- _Aufgaben_
a. Beantworten Sie anhand des Textes über Verbundbaustoffsysteme folgende Fragen:
(i) Was vergleichen die Bilder 14a und 14b?
(ii) In welchem Stadium befinden sich die innovativen Bau- und Verbundbaustoffe laut Text?
(iii) Welches Beispiel für noch offene Fragen wird genannt?
b. Entnehmen Sie dem Text über Verbundbaustoffsysteme wörtlich den Abschnitt von „Die vorgestellten Systeme“ bis einschließlich „für die Gebäudeklimatisierung.“.

- _Bereitgestellter Text_
******************************

Die Bilder 14a und 14b zeigen den Vergleich der Dicke der Dämmstoffschichten eines herkömmlichen Pfosten-Riegel-Dämmstoffsystems mit einem Vakuum-Isolationspaneel.

Fazit

Die vorgestellten Systeme beruhen auf mehreren im Bauwesen erfolgreich praktizierbaren Anwendungen von physikalischen und chemischen Prinzipien der Wärmespeicherung, der Erhöhung des Wirkungsgrades der Sonnenenergienutzung und der Wärmedämmung für die Gebäudeklimatisierung.

Diese neuen Verbundbaustoffsysteme werden künftig wesentlich zur Erhöhung der Energieeffizienz im Bauwesen beitragen. Sie sind geeignet, den spezifischen Energieverbrauch für die Heizung und Kühlung von Wohngebäuden signifikant zu vermindern und den Verbrauch von fossilen Energieträgern zu senken. Jedoch befinden sich diese innovativen Bau- und Verbundbaustoffe trotz bereits praktizierter erster Anwendungen im Entwicklungsstadium. Das BBSR erarbeitet mit Blick auf noch offene Fragen, z. B. Dauerhaftigkeitsaspekte, konstruktiven Detaillösungen.

******************************

- _Einträge_
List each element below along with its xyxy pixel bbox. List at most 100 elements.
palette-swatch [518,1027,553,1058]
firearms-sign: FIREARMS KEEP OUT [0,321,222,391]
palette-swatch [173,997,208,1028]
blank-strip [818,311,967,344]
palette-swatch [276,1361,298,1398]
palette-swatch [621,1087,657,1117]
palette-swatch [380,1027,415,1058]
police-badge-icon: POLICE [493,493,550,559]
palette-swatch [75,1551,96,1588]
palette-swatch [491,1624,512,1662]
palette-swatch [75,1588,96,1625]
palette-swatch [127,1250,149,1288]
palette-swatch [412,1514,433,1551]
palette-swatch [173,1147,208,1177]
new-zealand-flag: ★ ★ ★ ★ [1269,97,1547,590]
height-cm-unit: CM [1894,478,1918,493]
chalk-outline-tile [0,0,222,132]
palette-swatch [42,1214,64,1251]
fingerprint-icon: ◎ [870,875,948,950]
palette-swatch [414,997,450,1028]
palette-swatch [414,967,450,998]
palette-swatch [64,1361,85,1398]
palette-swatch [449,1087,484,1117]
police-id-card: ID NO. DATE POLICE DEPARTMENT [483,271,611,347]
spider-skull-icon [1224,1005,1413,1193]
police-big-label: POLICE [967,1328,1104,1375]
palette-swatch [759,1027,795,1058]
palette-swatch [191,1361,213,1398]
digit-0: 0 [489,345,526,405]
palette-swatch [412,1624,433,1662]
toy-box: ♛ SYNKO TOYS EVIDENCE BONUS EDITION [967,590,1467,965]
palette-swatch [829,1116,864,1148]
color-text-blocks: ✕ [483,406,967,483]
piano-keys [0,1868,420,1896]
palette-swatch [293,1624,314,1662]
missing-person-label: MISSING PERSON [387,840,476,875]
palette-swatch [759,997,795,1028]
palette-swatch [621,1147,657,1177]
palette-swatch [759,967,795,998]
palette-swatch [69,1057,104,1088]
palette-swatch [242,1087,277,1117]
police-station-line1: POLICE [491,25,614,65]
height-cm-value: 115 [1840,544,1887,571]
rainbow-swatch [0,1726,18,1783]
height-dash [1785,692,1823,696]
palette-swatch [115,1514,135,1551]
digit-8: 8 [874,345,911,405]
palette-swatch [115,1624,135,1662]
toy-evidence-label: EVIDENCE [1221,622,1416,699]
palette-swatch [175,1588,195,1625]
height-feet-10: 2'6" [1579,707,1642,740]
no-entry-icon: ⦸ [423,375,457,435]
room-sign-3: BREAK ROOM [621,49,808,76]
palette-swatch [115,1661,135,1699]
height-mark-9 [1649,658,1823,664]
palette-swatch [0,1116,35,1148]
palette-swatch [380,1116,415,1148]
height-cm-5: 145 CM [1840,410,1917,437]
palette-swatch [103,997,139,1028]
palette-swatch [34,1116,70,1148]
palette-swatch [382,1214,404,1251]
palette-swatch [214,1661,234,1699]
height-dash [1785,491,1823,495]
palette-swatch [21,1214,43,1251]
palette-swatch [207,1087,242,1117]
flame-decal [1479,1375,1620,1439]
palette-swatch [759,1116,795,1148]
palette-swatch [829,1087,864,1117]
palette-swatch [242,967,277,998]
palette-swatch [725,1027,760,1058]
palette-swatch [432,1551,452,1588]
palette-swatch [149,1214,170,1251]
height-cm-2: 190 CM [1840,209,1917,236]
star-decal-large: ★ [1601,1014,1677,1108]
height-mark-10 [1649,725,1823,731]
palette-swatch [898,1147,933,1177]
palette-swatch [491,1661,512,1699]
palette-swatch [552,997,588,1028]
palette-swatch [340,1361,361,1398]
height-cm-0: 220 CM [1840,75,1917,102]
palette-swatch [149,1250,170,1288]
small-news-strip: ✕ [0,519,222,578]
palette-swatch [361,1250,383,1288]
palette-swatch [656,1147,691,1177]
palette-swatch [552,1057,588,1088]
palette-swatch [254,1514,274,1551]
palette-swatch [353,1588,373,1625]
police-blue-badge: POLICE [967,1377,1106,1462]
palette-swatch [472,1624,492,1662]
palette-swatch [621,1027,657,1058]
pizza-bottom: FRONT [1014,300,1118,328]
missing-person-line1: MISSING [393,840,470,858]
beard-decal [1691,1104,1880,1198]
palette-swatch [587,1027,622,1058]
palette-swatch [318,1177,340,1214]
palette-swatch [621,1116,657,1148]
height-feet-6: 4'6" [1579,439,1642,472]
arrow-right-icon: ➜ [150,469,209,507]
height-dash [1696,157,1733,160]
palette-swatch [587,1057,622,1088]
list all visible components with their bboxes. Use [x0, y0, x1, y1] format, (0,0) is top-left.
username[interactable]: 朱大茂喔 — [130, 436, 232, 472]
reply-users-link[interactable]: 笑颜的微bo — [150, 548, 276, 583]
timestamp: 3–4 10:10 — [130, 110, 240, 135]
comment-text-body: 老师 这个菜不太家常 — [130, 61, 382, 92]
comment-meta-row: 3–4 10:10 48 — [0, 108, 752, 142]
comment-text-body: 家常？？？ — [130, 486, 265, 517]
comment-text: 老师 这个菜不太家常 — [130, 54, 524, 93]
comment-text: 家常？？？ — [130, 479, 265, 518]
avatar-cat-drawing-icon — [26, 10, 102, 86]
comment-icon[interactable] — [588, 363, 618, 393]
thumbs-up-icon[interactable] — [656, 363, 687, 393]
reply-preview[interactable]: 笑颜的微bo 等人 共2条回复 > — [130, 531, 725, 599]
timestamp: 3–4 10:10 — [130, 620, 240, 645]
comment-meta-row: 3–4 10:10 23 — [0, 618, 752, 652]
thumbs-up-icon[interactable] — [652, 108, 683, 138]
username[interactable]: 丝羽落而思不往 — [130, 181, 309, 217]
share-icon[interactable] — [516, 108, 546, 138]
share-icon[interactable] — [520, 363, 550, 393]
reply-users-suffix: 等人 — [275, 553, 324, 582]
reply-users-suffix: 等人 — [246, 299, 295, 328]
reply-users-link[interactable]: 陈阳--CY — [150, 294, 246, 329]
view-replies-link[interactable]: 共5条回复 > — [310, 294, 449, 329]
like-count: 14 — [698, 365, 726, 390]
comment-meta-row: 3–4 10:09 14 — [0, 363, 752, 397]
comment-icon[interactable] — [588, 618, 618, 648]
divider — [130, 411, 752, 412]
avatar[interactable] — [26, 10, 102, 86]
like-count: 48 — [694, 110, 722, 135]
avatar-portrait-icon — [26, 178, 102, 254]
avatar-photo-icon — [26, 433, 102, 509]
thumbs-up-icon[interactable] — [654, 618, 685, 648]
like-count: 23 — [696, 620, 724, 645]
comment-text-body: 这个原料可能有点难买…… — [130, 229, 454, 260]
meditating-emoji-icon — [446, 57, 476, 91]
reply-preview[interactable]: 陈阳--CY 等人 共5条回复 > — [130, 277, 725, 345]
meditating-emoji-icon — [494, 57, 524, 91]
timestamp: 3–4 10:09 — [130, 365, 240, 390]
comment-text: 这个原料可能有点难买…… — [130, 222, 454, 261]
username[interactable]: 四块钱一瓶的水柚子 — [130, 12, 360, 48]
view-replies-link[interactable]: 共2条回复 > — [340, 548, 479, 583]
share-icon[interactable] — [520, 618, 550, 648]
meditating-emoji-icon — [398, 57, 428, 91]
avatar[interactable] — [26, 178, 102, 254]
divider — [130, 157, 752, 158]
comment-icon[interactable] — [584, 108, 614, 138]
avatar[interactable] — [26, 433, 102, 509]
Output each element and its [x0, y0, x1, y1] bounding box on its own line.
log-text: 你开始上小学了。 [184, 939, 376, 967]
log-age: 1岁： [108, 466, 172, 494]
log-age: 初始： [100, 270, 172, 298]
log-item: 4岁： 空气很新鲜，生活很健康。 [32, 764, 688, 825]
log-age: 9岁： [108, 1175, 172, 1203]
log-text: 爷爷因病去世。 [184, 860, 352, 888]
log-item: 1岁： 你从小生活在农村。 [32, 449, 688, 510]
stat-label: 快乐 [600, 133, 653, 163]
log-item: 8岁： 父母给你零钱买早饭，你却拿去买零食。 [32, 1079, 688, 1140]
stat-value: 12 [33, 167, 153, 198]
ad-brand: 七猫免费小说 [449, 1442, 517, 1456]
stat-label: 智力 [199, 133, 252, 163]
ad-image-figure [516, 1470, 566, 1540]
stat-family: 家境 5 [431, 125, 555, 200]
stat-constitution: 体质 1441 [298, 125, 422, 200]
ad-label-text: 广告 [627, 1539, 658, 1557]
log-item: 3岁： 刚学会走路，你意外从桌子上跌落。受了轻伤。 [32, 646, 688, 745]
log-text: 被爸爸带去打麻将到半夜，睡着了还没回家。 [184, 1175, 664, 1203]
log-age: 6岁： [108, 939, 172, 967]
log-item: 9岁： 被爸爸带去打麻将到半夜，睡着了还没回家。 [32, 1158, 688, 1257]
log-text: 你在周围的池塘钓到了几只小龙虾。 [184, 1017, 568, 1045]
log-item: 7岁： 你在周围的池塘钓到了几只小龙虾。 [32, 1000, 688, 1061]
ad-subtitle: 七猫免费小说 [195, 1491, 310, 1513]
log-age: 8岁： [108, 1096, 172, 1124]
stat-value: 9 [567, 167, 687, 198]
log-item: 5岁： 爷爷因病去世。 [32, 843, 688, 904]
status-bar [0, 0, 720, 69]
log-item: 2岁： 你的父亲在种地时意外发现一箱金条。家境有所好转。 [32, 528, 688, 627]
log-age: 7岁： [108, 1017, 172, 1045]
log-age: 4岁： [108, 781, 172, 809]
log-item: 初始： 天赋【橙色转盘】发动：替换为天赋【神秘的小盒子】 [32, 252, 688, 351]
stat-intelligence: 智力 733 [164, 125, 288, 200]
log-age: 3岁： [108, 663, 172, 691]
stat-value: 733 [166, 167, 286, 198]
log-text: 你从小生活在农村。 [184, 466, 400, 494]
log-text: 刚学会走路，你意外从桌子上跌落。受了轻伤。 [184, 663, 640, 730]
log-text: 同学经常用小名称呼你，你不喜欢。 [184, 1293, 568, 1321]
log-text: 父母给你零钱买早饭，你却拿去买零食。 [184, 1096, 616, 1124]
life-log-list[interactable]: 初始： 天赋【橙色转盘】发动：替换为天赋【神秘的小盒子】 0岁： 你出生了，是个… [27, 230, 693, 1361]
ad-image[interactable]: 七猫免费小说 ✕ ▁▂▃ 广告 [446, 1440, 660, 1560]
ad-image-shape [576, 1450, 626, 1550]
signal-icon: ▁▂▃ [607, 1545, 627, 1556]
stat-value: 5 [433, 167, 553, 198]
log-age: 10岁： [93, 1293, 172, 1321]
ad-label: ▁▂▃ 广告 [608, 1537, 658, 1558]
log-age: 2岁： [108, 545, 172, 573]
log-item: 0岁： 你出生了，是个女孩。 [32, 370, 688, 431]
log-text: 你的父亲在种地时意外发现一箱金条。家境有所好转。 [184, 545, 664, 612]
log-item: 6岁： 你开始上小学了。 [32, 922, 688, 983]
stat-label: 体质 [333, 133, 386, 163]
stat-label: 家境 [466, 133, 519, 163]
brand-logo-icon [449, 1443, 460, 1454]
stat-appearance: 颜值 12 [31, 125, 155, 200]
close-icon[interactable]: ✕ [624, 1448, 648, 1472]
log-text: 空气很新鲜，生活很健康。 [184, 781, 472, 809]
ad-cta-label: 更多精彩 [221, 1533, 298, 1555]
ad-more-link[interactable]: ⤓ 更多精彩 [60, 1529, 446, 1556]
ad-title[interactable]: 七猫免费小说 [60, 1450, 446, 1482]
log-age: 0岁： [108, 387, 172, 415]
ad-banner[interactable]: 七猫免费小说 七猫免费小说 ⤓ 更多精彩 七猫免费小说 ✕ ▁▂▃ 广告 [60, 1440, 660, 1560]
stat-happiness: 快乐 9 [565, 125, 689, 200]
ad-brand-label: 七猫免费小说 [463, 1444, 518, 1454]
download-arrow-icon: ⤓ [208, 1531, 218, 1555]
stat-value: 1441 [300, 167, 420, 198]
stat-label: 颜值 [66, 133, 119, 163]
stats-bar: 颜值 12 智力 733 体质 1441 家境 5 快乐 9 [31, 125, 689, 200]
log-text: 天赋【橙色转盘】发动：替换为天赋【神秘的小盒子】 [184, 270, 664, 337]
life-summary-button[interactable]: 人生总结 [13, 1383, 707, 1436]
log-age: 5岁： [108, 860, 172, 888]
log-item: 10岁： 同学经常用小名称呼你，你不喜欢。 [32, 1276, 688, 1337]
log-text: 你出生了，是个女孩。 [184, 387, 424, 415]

******************************

- _Lösungen_
a.
(i) Die Dicke der Dämmstoffschichten eines herkömmlichen Pfosten-Riegel-Dämmstoffsystems mit einem Vakuum-Isolationspaneel
(ii) Im Entwicklungsstadium
(iii) Dauerhaftigkeitsaspekte

b.
Die vorgestellten Systeme beruhen auf mehreren im Bauwesen erfolgreich praktizierbaren Anwendungen von physikalischen und chemischen Prinzipien der Wärmespeicherung, der Erhöhung des Wirkungsgrades der Sonnenenergienutzung und der Wärmedämmung für die Gebäudeklimatisierung.